• Available records:

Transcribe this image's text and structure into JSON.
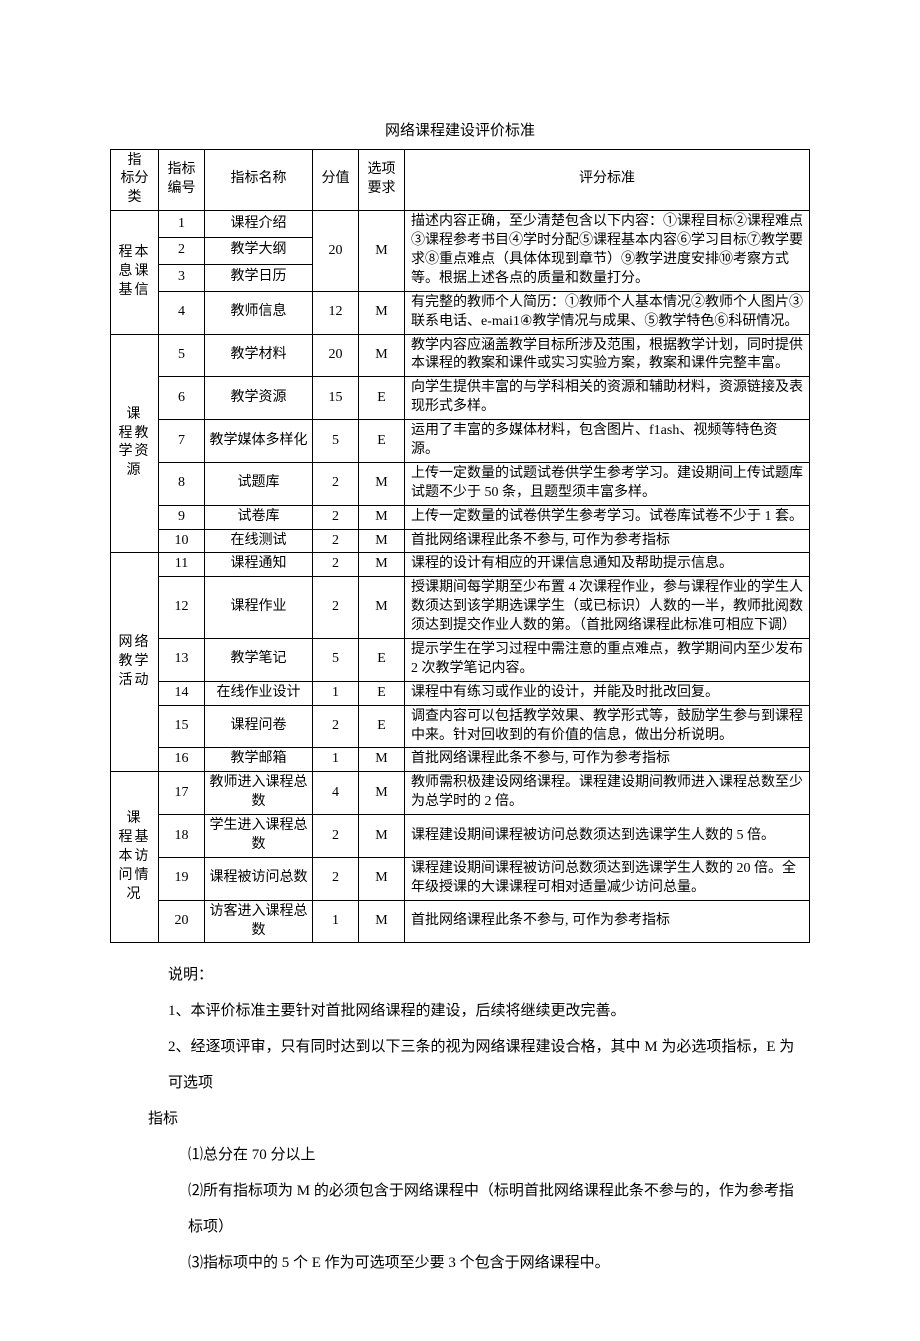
{
  "title": "网络课程建设评价标准",
  "headers": {
    "category": "指　标分类",
    "num": "指标编号",
    "name": "指标名称",
    "score": "分值",
    "opt": "选项要求",
    "criteria": "评分标准"
  },
  "groups": [
    {
      "label": "程本息课基信",
      "rows": [
        {
          "num": "1",
          "name": "课程介绍",
          "score": "20",
          "opt": "M",
          "score_rowspan": 3,
          "opt_rowspan": 3,
          "crit": "描述内容正确，至少清楚包含以下内容：①课程目标②课程难点③课程参考书目④学时分配⑤课程基本内容⑥学习目标⑦教学要求⑧重点难点（具体体现到章节）⑨教学进度安排⑩考察方式等。根据上述各点的质量和数量打分。",
          "crit_rowspan": 3
        },
        {
          "num": "2",
          "name": "教学大纲"
        },
        {
          "num": "3",
          "name": "教学日历"
        },
        {
          "num": "4",
          "name": "教师信息",
          "score": "12",
          "opt": "M",
          "crit": "有完整的教师个人简历：①教师个人基本情况②教师个人图片③联系电话、e-mai1④教学情况与成果、⑤教学特色⑥科研情况。"
        }
      ]
    },
    {
      "label": "课　程教学资源",
      "rows": [
        {
          "num": "5",
          "name": "教学材料",
          "score": "20",
          "opt": "M",
          "crit": "教学内容应涵盖教学目标所涉及范围，根据教学计划，同时提供本课程的教案和课件或实习实验方案，教案和课件完整丰富。"
        },
        {
          "num": "6",
          "name": "教学资源",
          "score": "15",
          "opt": "E",
          "crit": "向学生提供丰富的与学科相关的资源和辅助材料，资源链接及表现形式多样。"
        },
        {
          "num": "7",
          "name": "教学媒体多样化",
          "score": "5",
          "opt": "E",
          "crit": "运用了丰富的多媒体材料，包含图片、f1ash、视频等特色资源。"
        },
        {
          "num": "8",
          "name": "试题库",
          "score": "2",
          "opt": "M",
          "crit": "上传一定数量的试题试卷供学生参考学习。建设期间上传试题库试题不少于 50 条，且题型须丰富多样。"
        },
        {
          "num": "9",
          "name": "试卷库",
          "score": "2",
          "opt": "M",
          "crit": "上传一定数量的试卷供学生参考学习。试卷库试卷不少于 1 套。"
        },
        {
          "num": "10",
          "name": "在线测试",
          "score": "2",
          "opt": "M",
          "crit": "首批网络课程此条不参与, 可作为参考指标"
        }
      ]
    },
    {
      "label": "网络教学活动",
      "rows": [
        {
          "num": "11",
          "name": "课程通知",
          "score": "2",
          "opt": "M",
          "crit": "课程的设计有相应的开课信息通知及帮助提示信息。"
        },
        {
          "num": "12",
          "name": "课程作业",
          "score": "2",
          "opt": "M",
          "crit": "授课期间每学期至少布置 4 次课程作业，参与课程作业的学生人数须达到该学期选课学生（或已标识）人数的一半，教师批阅数须达到提交作业人数的第。（首批网络课程此标准可相应下调）"
        },
        {
          "num": "13",
          "name": "教学笔记",
          "score": "5",
          "opt": "E",
          "crit": "提示学生在学习过程中需注意的重点难点，教学期间内至少发布 2 次教学笔记内容。"
        },
        {
          "num": "14",
          "name": "在线作业设计",
          "score": "1",
          "opt": "E",
          "crit": "课程中有练习或作业的设计，并能及时批改回复。"
        },
        {
          "num": "15",
          "name": "课程问卷",
          "score": "2",
          "opt": "E",
          "crit": "调查内容可以包括教学效果、教学形式等，鼓励学生参与到课程中来。针对回收到的有价值的信息，做出分析说明。"
        },
        {
          "num": "16",
          "name": "教学邮箱",
          "score": "1",
          "opt": "M",
          "crit": "首批网络课程此条不参与, 可作为参考指标"
        }
      ]
    },
    {
      "label": "课　程基本访问情况",
      "rows": [
        {
          "num": "17",
          "name": "教师进入课程总数",
          "score": "4",
          "opt": "M",
          "crit": "教师需积极建设网络课程。课程建设期间教师进入课程总数至少为总学时的 2 倍。"
        },
        {
          "num": "18",
          "name": "学生进入课程总数",
          "score": "2",
          "opt": "M",
          "crit": "课程建设期间课程被访问总数须达到选课学生人数的 5 倍。"
        },
        {
          "num": "19",
          "name": "课程被访问总数",
          "score": "2",
          "opt": "M",
          "crit": "课程建设期间课程被访问总数须达到选课学生人数的 20 倍。全年级授课的大课课程可相对适量减少访问总量。"
        },
        {
          "num": "20",
          "name": "访客进入课程总数",
          "score": "1",
          "opt": "M",
          "crit": "首批网络课程此条不参与, 可作为参考指标"
        }
      ]
    }
  ],
  "notes": {
    "p0": "说明：",
    "p1": "1、本评价标准主要针对首批网络课程的建设，后续将继续更改完善。",
    "p2": "2、经逐项评审，只有同时达到以下三条的视为网络课程建设合格，其中 M 为必选项指标，E 为可选项",
    "p2b": "指标",
    "p3": "⑴总分在 70 分以上",
    "p4": "⑵所有指标项为 M 的必须包含于网络课程中（标明首批网络课程此条不参与的，作为参考指标项）",
    "p5": "⑶指标项中的 5 个 E 作为可选项至少要 3 个包含于网络课程中。"
  }
}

• Aim: Check every line of the data above for the string "label", and copy those that have it.

• Answer to this exercise:
      "label": "程本息课基信",
      "label": "课　程教学资源",
      "label": "网络教学活动",
      "label": "课　程基本访问情况",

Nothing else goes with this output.